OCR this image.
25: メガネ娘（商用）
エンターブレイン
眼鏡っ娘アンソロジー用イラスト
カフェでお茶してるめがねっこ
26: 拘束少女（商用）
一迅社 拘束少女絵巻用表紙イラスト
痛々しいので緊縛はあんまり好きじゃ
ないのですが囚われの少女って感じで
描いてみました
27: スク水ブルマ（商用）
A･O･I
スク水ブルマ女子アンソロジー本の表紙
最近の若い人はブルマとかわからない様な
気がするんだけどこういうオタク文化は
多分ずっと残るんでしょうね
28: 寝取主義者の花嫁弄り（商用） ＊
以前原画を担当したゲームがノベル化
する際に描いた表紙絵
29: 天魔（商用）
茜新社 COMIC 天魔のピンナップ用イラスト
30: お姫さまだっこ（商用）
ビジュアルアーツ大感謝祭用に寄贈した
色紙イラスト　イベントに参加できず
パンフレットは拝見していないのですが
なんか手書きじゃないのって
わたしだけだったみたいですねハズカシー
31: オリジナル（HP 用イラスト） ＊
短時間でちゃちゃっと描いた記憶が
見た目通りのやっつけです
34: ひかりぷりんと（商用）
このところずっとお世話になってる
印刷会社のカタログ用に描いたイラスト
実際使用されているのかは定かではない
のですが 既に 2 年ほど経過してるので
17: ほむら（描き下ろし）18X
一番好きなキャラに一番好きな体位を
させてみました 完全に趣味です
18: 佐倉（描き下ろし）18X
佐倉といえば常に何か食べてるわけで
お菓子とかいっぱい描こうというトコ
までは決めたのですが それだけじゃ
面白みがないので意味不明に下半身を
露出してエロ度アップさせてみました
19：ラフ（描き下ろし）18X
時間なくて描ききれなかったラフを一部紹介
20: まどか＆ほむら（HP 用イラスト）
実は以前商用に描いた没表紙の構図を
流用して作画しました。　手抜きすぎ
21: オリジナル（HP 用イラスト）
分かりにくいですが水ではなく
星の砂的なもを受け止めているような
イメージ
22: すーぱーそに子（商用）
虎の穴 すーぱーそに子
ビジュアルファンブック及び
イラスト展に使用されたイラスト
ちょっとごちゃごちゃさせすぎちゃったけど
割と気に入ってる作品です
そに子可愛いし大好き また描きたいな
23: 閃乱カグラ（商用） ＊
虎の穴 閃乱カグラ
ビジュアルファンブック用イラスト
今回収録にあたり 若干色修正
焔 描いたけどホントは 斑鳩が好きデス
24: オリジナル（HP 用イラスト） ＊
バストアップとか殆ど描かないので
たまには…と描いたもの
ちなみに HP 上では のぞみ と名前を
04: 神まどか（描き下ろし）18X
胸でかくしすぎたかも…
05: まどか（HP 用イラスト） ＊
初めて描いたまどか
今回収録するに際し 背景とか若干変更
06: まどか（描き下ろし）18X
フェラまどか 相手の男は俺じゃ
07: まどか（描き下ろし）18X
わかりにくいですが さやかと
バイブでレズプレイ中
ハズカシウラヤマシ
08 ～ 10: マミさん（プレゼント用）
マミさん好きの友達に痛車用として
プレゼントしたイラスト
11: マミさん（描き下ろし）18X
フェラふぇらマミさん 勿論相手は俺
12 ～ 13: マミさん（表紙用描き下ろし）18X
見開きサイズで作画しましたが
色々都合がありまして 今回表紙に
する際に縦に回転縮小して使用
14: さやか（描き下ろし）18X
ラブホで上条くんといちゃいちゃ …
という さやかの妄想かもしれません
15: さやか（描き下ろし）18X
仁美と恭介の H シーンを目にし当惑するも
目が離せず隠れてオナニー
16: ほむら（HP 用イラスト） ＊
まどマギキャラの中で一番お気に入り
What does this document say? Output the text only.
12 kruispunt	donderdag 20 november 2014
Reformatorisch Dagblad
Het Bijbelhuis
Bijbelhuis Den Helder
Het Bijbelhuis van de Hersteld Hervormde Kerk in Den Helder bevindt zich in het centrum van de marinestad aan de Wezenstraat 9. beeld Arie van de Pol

# # # # #

- What you need to do
Write the whole listing out again. Keep every line exactly as it is.

- Exercise response
OCR this image.
25: メガネ娘（商用）
エンターブレイン
眼鏡っ娘アンソロジー用イラスト
カフェでお茶してるめがねっこ
26: 拘束少女（商用）
一迅社 拘束少女絵巻用表紙イラスト
痛々しいので緊縛はあんまり好きじゃ
ないのですが囚われの少女って感じで
描いてみました
27: スク水ブルマ（商用）
A･O･I
スク水ブルマ女子アンソロジー本の表紙
最近の若い人はブルマとかわからない様な
気がするんだけどこういうオタク文化は
多分ずっと残るんでしょうね
28: 寝取主義者の花嫁弄り（商用） ＊
以前原画を担当したゲームがノベル化
する際に描いた表紙絵
29: 天魔（商用）
茜新社 COMIC 天魔のピンナップ用イラスト
30: お姫さまだっこ（商用）
ビジュアルアーツ大感謝祭用に寄贈した
色紙イラスト　イベントに参加できず
パンフレットは拝見していないのですが
なんか手書きじゃないのって
わたしだけだったみたいですねハズカシー
31: オリジナル（HP 用イラスト） ＊
短時間でちゃちゃっと描いた記憶が
見た目通りのやっつけです
34: ひかりぷりんと（商用）
このところずっとお世話になってる
印刷会社のカタログ用に描いたイラスト
実際使用されているのかは定かではない
のですが 既に 2 年ほど経過してるので
17: ほむら（描き下ろし）18X
一番好きなキャラに一番好きな体位を
させてみました 完全に趣味です
18: 佐倉（描き下ろし）18X
佐倉といえば常に何か食べてるわけで
お菓子とかいっぱい描こうというトコ
までは決めたのですが それだけじゃ
面白みがないので意味不明に下半身を
露出してエロ度アップさせてみました
19：ラフ（描き下ろし）18X
時間なくて描ききれなかったラフを一部紹介
20: まどか＆ほむら（HP 用イラスト）
実は以前商用に描いた没表紙の構図を
流用して作画しました。　手抜きすぎ
21: オリジナル（HP 用イラスト）
分かりにくいですが水ではなく
星の砂的なもを受け止めているような
イメージ
22: すーぱーそに子（商用）
虎の穴 すーぱーそに子
ビジュアルファンブック及び
イラスト展に使用されたイラスト
ちょっとごちゃごちゃさせすぎちゃったけど
割と気に入ってる作品です
そに子可愛いし大好き また描きたいな
23: 閃乱カグラ（商用） ＊
虎の穴 閃乱カグラ
ビジュアルファンブック用イラスト
今回収録にあたり 若干色修正
焔 描いたけどホントは 斑鳩が好きデス
24: オリジナル（HP 用イラスト） ＊
バストアップとか殆ど描かないので
たまには…と描いたもの
ちなみに HP 上では のぞみ と名前を
04: 神まどか（描き下ろし）18X
胸でかくしすぎたかも…
05: まどか（HP 用イラスト） ＊
初めて描いたまどか
今回収録するに際し 背景とか若干変更
06: まどか（描き下ろし）18X
フェラまどか 相手の男は俺じゃ
07: まどか（描き下ろし）18X
わかりにくいですが さやかと
バイブでレズプレイ中
ハズカシウラヤマシ
08 ～ 10: マミさん（プレゼント用）
マミさん好きの友達に痛車用として
プレゼントしたイラスト
11: マミさん（描き下ろし）18X
フェラふぇらマミさん 勿論相手は俺
12 ～ 13: マミさん（表紙用描き下ろし）18X
見開きサイズで作画しましたが
色々都合がありまして 今回表紙に
する際に縦に回転縮小して使用
14: さやか（描き下ろし）18X
ラブホで上条くんといちゃいちゃ …
という さやかの妄想かもしれません
15: さやか（描き下ろし）18X
仁美と恭介の H シーンを目にし当惑するも
目が離せず隠れてオナニー
16: ほむら（HP 用イラスト） ＊
まどマギキャラの中で一番お気に入り
What does this document say? Output the text only.
12 kruispunt	donderdag 20 november 2014
Reformatorisch Dagblad
Het Bijbelhuis
Bijbelhuis Den Helder
Het Bijbelhuis van de Hersteld Hervormde Kerk in Den Helder bevindt zich in het centrum van de marinestad aan de Wezenstraat 9. beeld Arie van de Pol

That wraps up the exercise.